## Description of the task:
Locate the string "Transverse" in the listing below. Copy every line where it is found.

(Records excerpted from a collection)
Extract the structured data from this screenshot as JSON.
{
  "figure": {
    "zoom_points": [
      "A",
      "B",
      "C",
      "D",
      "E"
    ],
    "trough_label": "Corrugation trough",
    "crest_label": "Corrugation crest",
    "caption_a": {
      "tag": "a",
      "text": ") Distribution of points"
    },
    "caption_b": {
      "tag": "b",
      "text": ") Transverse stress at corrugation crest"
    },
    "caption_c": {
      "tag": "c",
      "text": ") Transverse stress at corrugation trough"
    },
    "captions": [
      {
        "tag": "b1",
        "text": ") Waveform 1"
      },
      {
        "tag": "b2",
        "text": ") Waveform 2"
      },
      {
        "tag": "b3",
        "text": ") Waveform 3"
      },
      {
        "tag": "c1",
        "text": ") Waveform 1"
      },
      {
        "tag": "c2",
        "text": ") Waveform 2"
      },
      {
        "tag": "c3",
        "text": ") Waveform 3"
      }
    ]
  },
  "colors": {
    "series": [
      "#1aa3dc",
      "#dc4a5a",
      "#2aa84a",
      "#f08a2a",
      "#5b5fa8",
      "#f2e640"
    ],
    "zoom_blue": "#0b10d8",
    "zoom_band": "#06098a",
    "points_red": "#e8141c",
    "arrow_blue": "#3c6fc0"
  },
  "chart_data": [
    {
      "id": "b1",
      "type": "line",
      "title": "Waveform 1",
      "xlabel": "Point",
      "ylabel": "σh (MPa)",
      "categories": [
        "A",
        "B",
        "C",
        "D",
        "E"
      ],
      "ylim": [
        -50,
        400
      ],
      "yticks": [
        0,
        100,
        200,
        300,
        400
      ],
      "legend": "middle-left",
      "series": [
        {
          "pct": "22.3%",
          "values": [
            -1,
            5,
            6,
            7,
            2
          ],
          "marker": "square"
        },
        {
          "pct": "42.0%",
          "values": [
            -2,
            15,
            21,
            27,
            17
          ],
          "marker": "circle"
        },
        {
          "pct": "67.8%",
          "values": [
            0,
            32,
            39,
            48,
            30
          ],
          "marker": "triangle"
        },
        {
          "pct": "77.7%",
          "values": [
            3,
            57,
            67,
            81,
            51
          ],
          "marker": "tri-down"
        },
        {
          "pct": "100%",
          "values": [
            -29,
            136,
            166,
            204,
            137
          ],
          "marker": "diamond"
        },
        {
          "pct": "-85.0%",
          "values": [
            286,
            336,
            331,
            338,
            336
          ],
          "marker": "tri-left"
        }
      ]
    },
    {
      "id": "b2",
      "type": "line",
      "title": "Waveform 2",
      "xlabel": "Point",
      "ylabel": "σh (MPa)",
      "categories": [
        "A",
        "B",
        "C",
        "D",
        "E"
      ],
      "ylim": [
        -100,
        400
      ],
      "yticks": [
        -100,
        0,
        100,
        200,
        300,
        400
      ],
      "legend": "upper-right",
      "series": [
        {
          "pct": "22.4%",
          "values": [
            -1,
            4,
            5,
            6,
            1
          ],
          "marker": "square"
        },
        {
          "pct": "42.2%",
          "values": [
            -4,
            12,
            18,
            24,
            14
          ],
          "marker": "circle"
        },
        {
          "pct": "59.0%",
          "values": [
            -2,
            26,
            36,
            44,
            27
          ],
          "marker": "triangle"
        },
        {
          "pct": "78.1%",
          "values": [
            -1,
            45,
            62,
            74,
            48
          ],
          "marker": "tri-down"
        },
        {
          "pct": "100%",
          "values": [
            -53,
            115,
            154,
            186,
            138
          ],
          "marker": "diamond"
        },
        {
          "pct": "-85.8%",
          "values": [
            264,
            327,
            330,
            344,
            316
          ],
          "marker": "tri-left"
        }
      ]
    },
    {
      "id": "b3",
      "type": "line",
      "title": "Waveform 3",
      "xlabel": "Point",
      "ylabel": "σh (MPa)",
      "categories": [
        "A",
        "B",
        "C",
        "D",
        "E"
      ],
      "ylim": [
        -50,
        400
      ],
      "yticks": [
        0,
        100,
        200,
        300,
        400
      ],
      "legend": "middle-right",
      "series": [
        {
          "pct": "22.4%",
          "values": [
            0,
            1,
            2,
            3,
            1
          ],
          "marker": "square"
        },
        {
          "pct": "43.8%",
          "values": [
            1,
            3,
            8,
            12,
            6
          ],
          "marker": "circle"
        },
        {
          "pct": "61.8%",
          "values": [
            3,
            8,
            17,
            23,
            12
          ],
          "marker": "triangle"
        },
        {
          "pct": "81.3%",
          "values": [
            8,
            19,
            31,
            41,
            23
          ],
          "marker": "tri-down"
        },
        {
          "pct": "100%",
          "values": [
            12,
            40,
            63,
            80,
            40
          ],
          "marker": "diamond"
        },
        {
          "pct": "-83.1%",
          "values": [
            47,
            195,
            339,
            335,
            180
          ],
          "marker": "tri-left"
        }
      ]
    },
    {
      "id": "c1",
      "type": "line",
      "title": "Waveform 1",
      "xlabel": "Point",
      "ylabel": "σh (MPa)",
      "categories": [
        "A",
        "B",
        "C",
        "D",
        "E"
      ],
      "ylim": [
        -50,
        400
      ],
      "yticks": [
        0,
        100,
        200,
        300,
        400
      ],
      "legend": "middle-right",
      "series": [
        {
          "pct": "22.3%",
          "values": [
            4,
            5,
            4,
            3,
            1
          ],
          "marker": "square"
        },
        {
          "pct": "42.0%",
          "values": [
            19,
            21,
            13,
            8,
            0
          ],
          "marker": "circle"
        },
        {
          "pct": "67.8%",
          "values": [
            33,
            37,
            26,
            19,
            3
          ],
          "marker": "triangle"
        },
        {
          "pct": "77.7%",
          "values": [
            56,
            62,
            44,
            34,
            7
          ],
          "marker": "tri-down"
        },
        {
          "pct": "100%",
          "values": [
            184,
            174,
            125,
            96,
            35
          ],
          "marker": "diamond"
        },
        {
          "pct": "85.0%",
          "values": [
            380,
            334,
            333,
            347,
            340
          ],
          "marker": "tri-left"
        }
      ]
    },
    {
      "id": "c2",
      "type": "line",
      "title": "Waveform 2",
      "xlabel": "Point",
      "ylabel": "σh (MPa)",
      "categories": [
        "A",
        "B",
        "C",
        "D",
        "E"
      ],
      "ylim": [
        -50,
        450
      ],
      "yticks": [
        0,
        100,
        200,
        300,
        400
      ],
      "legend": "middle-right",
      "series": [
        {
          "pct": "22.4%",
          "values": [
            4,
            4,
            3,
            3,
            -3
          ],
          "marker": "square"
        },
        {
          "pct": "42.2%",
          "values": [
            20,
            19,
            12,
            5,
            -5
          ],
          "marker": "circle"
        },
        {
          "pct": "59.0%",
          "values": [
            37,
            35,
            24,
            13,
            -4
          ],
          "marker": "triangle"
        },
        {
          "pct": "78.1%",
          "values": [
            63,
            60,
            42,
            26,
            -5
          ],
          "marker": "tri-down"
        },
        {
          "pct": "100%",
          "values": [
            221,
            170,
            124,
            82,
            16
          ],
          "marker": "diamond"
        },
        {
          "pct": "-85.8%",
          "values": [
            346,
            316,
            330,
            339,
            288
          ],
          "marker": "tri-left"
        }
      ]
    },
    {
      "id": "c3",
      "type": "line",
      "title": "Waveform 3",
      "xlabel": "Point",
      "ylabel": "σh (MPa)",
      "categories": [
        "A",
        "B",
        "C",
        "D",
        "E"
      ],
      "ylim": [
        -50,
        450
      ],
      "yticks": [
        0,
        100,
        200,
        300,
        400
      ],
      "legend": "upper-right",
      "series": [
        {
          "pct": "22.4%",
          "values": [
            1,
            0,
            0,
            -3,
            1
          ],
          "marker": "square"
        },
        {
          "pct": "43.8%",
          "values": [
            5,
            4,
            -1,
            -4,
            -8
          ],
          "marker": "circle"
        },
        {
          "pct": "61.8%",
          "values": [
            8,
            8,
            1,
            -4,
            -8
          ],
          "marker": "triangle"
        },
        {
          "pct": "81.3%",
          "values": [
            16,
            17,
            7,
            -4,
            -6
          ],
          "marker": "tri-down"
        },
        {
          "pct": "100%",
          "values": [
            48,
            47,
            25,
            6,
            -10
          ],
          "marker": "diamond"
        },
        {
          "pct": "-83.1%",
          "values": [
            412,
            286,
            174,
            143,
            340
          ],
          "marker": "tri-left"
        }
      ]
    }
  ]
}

## Answer:
      "text": ") Transverse stress at corrugation crest"
      "text": ") Transverse stress at corrugation trough"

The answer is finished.